* DATA FOR PROCESSING:
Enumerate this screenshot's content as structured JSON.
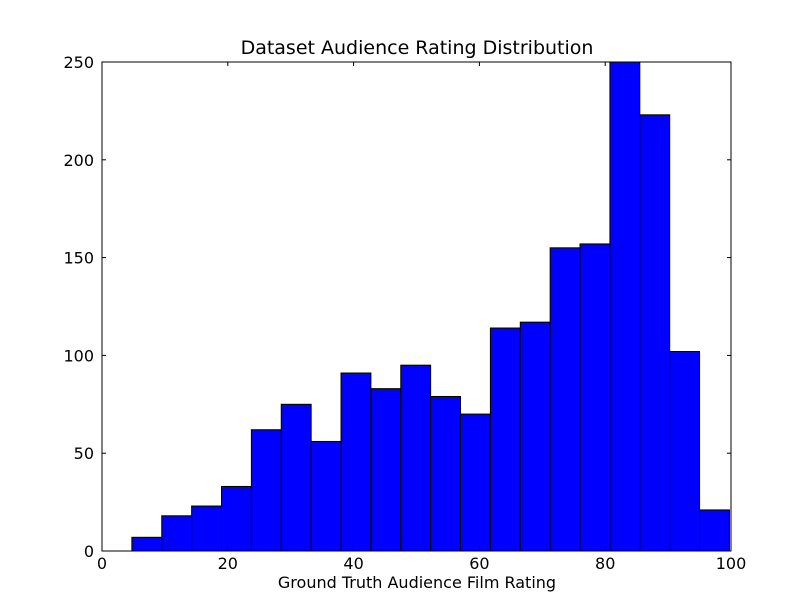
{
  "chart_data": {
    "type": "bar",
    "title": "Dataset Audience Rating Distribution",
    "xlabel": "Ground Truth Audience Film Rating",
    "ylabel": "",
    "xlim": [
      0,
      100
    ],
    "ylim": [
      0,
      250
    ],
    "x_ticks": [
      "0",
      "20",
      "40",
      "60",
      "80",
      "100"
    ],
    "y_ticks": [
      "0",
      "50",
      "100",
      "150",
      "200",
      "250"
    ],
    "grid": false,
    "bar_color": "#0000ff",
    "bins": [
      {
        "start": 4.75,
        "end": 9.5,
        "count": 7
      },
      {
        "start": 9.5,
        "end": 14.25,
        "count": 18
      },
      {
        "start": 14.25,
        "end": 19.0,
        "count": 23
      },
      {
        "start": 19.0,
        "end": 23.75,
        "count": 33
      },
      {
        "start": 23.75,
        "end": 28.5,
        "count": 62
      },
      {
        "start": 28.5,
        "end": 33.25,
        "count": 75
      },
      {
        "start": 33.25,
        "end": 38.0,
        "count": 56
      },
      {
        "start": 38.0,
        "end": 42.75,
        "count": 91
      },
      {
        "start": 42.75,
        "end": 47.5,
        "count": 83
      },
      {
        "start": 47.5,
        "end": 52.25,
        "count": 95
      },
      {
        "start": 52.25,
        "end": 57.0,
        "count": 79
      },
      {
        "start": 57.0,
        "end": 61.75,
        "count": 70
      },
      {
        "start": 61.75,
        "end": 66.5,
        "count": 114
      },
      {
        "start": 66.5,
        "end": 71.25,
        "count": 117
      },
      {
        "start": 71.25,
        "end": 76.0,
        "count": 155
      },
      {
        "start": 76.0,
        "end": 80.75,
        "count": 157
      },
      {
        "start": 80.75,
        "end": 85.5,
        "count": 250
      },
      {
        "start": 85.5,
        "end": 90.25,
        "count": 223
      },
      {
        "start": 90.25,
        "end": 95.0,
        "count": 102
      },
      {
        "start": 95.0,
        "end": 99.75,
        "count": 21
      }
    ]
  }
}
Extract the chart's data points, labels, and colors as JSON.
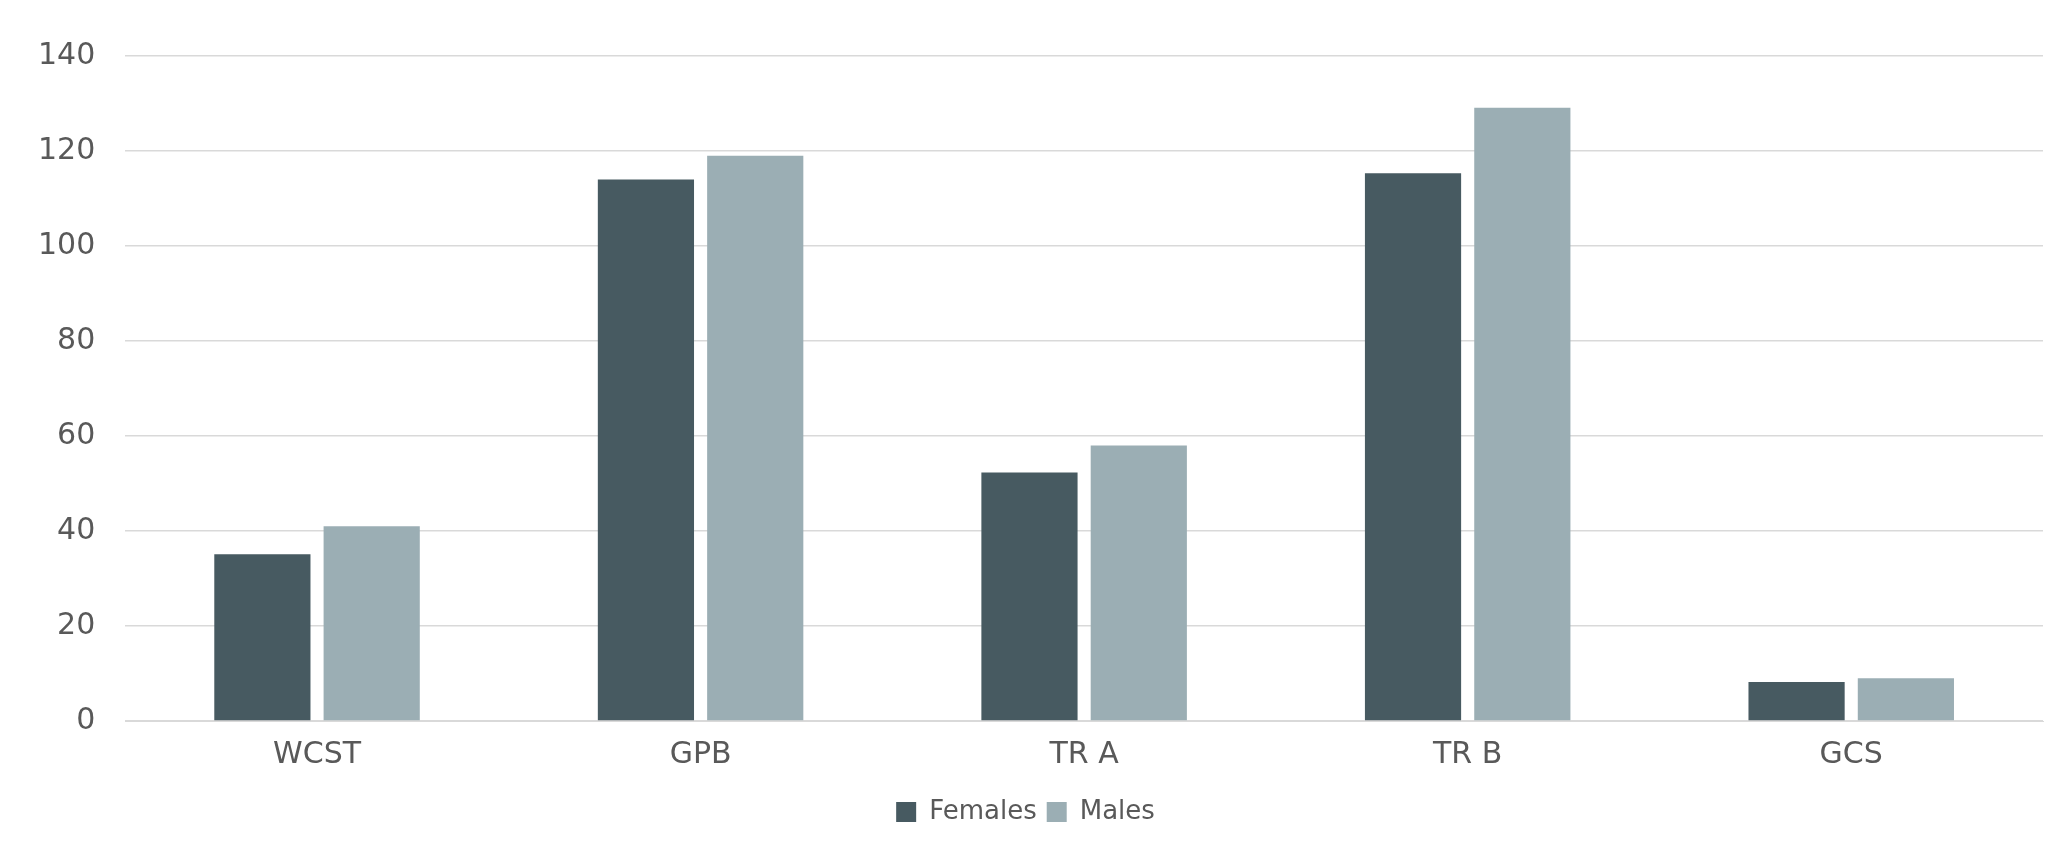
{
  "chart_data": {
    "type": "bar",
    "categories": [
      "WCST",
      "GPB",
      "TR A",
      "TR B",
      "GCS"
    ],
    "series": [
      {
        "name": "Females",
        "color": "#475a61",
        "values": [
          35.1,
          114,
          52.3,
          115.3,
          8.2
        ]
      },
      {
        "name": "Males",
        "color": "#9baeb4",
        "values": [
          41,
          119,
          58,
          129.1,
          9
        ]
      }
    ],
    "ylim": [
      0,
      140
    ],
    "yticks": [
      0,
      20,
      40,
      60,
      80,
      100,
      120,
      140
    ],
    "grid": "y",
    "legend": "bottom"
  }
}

* REQUEST:
Write out again the lines from the one with "Extract the chart's" through the end of the records exactly, without any of the pictures.

* SOLUTION:
Extract the chart's data points, labels, and colors as JSON.
{
  "chart_data": {
    "type": "bar",
    "categories": [
      "WCST",
      "GPB",
      "TR A",
      "TR B",
      "GCS"
    ],
    "series": [
      {
        "name": "Females",
        "color": "#475a61",
        "values": [
          35.1,
          114,
          52.3,
          115.3,
          8.2
        ]
      },
      {
        "name": "Males",
        "color": "#9baeb4",
        "values": [
          41,
          119,
          58,
          129.1,
          9
        ]
      }
    ],
    "ylim": [
      0,
      140
    ],
    "yticks": [
      0,
      20,
      40,
      60,
      80,
      100,
      120,
      140
    ],
    "grid": "y",
    "legend": "bottom"
  }
}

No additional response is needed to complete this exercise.